## [THE EXERCISE]
Identify each line below containing the string "állami" and copy it.

▶

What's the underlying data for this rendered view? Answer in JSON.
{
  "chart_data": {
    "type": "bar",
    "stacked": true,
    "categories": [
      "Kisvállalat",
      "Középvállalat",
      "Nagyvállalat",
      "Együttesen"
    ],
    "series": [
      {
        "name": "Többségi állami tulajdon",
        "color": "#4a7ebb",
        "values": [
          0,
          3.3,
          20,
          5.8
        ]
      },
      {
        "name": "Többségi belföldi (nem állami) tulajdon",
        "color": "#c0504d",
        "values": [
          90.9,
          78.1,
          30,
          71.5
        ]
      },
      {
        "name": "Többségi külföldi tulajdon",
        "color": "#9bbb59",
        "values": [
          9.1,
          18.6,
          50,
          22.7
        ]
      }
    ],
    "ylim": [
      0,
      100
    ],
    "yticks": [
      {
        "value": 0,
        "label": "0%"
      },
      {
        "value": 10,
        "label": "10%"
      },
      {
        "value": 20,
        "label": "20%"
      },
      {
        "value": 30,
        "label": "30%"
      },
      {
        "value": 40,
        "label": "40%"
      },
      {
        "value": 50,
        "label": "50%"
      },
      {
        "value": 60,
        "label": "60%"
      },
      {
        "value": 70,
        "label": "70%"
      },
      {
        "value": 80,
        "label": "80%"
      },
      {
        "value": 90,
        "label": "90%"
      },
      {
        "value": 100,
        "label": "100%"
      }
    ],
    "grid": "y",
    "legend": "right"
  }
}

◀

## [EXERCISE OUTPUT]
        "name": "Többségi állami tulajdon",
        "name": "Többségi belföldi (nem állami) tulajdon",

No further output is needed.